## YOUR GOAL
Look through the material below. Copy every line with the string "Denetimli" in it.

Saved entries
········

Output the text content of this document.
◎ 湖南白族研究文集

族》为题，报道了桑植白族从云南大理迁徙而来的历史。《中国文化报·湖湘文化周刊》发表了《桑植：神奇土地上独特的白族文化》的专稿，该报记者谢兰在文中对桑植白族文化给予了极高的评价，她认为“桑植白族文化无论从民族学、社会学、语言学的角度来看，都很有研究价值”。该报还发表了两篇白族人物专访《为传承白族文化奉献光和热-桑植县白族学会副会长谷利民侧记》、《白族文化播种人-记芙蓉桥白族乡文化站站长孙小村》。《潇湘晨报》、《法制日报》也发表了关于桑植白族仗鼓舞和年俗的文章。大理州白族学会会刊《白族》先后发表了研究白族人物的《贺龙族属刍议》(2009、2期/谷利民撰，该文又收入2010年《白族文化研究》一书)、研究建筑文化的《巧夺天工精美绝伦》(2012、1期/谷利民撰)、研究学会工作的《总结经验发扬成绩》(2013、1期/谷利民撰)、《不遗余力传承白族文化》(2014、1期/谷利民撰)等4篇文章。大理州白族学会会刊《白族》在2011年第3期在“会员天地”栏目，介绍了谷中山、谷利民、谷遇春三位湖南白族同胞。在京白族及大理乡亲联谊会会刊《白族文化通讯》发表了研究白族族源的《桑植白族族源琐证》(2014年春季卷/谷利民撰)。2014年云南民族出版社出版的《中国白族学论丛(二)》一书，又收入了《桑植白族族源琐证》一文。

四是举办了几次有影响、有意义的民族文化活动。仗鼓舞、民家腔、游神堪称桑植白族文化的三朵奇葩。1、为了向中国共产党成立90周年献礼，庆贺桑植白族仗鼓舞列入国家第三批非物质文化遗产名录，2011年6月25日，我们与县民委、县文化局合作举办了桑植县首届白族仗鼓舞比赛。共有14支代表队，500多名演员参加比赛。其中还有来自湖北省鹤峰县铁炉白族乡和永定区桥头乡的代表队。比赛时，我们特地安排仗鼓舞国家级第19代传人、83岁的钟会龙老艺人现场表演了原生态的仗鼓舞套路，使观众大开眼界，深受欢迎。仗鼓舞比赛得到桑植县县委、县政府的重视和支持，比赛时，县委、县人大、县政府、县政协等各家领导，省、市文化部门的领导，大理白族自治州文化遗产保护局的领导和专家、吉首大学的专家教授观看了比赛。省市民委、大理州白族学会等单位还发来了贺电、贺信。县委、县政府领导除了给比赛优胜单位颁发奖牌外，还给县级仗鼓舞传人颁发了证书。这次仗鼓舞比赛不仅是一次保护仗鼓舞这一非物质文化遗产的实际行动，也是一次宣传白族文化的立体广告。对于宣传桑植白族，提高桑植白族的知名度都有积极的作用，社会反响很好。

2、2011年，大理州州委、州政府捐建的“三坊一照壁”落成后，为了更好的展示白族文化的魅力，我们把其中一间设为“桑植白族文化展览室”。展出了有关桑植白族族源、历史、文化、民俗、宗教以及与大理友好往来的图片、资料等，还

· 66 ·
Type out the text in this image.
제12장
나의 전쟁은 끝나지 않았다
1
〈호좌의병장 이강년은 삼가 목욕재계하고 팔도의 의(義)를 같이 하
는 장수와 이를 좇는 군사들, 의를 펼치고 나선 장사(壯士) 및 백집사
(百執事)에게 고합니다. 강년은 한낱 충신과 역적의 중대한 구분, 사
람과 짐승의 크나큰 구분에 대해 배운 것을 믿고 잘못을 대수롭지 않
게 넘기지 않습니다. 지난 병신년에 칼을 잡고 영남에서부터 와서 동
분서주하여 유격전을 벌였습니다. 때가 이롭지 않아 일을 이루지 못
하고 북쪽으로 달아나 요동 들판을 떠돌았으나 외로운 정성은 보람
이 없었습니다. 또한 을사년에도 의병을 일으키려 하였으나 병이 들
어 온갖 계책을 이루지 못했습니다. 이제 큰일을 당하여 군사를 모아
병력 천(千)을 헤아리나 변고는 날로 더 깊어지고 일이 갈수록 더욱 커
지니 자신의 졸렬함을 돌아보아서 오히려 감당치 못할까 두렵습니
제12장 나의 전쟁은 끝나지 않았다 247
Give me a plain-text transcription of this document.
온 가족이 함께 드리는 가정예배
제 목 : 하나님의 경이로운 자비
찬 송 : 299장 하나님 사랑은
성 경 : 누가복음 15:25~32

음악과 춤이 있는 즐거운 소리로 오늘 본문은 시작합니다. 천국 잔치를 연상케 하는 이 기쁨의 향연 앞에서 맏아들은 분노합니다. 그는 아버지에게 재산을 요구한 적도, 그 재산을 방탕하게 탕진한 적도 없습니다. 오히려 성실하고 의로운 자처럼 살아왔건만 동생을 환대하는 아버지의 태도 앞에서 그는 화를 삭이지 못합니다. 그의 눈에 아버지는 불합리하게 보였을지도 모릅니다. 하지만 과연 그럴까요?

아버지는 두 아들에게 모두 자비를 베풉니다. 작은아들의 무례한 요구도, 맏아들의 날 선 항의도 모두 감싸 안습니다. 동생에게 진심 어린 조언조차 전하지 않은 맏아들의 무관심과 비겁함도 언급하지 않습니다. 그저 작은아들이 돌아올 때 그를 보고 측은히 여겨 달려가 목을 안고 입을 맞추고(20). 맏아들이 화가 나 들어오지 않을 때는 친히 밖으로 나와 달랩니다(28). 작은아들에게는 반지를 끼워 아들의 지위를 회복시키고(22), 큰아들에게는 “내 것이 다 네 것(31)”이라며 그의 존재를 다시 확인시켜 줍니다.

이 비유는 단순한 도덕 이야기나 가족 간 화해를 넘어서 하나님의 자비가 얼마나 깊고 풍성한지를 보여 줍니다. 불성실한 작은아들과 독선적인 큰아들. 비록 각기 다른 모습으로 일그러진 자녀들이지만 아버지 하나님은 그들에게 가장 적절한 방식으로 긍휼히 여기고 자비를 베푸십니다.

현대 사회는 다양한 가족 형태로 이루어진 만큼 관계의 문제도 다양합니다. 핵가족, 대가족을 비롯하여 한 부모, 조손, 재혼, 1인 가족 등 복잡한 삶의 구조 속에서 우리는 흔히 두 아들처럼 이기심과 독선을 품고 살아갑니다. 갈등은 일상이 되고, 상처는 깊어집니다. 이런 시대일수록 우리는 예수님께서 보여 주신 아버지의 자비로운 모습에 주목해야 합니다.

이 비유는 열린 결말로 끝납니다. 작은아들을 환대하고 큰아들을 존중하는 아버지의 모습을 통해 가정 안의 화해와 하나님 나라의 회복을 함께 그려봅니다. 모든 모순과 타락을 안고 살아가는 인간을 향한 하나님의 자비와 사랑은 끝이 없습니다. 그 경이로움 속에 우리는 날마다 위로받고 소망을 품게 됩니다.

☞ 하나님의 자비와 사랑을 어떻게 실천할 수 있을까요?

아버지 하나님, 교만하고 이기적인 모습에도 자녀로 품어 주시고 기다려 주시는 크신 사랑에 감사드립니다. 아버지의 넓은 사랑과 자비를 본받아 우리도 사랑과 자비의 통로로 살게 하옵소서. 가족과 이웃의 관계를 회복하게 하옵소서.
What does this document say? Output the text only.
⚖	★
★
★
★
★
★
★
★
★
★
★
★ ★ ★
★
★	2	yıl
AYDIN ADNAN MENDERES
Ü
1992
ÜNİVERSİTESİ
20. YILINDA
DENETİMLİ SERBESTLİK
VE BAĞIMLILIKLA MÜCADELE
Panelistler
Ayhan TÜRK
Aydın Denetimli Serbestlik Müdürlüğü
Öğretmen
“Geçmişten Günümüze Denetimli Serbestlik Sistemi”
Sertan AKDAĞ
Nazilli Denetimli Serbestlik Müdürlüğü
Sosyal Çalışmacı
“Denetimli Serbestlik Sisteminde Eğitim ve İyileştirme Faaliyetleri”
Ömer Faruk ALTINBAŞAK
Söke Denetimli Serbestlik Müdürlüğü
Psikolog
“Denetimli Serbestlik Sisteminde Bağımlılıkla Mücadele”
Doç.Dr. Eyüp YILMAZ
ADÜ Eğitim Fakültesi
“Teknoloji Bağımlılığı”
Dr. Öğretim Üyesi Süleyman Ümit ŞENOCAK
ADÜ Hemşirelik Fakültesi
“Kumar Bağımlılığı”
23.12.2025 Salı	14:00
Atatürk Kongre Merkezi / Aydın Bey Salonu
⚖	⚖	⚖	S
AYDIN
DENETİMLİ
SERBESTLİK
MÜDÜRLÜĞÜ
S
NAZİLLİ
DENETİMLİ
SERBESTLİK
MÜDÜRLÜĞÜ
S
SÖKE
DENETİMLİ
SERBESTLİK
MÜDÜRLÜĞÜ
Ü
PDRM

········

## ANSWER TO THE PROBLEM
Aydın Denetimli Serbestlik Müdürlüğü
“Geçmişten Günümüze Denetimli Serbestlik Sistemi”
Nazilli Denetimli Serbestlik Müdürlüğü
“Denetimli Serbestlik Sisteminde Eğitim ve İyileştirme Faaliyetleri”
Söke Denetimli Serbestlik Müdürlüğü
“Denetimli Serbestlik Sisteminde Bağımlılıkla Mücadele”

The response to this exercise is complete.